_WHAT TO WORK ON_
Extract, exactly as written, all lines of the material below from the line that includes "OCR this image." through its last line.

=-=-=-=-=

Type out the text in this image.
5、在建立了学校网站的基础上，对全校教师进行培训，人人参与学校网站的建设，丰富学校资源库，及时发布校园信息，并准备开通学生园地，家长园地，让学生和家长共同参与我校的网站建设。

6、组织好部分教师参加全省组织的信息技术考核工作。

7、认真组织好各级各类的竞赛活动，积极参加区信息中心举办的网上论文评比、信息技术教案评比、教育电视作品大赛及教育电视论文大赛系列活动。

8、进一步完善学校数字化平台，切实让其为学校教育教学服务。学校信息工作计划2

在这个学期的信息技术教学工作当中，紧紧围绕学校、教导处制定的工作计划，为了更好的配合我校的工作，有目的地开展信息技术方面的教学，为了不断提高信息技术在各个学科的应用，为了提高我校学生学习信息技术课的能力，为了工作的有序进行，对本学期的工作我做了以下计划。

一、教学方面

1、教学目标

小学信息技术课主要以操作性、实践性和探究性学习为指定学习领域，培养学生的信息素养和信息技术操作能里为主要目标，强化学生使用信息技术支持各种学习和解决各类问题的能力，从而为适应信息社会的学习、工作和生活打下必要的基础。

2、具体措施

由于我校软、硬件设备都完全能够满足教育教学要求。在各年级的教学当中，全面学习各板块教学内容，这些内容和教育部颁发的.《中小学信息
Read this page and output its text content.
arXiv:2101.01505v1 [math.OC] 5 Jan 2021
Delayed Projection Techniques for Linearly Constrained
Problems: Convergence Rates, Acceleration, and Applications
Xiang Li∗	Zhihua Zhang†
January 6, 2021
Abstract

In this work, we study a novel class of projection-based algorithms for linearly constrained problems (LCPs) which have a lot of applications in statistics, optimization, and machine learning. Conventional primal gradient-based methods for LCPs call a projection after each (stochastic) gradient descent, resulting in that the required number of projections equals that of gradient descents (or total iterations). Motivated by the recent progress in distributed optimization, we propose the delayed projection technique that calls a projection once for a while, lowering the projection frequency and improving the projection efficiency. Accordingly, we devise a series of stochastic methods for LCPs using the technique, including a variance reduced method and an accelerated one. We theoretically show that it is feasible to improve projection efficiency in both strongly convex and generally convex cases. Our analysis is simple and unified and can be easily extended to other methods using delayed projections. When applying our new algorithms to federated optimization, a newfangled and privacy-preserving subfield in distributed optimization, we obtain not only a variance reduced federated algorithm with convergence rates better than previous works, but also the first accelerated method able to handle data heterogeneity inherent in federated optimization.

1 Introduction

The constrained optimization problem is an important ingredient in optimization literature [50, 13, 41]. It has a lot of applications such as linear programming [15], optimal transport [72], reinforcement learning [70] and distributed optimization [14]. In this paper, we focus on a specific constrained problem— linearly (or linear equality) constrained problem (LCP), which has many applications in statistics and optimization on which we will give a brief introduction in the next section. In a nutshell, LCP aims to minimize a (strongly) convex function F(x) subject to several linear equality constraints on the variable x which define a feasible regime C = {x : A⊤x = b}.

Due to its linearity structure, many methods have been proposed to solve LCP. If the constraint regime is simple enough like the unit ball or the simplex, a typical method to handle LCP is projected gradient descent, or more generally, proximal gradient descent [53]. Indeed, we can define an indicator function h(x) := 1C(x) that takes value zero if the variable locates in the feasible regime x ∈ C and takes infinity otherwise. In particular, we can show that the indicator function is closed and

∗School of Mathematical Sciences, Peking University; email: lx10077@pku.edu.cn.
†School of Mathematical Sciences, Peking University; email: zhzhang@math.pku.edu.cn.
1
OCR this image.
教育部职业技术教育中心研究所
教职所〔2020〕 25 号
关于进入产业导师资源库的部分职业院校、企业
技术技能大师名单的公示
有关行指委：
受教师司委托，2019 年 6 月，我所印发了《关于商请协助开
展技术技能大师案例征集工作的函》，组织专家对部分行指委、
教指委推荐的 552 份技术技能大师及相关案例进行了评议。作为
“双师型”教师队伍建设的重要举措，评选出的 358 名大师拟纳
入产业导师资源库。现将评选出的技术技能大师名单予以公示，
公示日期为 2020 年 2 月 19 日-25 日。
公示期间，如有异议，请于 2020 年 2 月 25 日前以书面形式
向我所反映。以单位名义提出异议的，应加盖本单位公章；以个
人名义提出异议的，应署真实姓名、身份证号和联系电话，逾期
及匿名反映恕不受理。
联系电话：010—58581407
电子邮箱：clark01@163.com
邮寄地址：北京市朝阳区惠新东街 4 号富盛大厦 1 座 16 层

=-=-=-=-=

_COMPLETE RESPONSE_
OCR this image.
教育部职业技术教育中心研究所
教职所〔2020〕 25 号
关于进入产业导师资源库的部分职业院校、企业
技术技能大师名单的公示
有关行指委：
受教师司委托，2019 年 6 月，我所印发了《关于商请协助开
展技术技能大师案例征集工作的函》，组织专家对部分行指委、
教指委推荐的 552 份技术技能大师及相关案例进行了评议。作为
“双师型”教师队伍建设的重要举措，评选出的 358 名大师拟纳
入产业导师资源库。现将评选出的技术技能大师名单予以公示，
公示日期为 2020 年 2 月 19 日-25 日。
公示期间，如有异议，请于 2020 年 2 月 25 日前以书面形式
向我所反映。以单位名义提出异议的，应加盖本单位公章；以个
人名义提出异议的，应署真实姓名、身份证号和联系电话，逾期
及匿名反映恕不受理。
联系电话：010—58581407
电子邮箱：clark01@163.com
邮寄地址：北京市朝阳区惠新东街 4 号富盛大厦 1 座 16 层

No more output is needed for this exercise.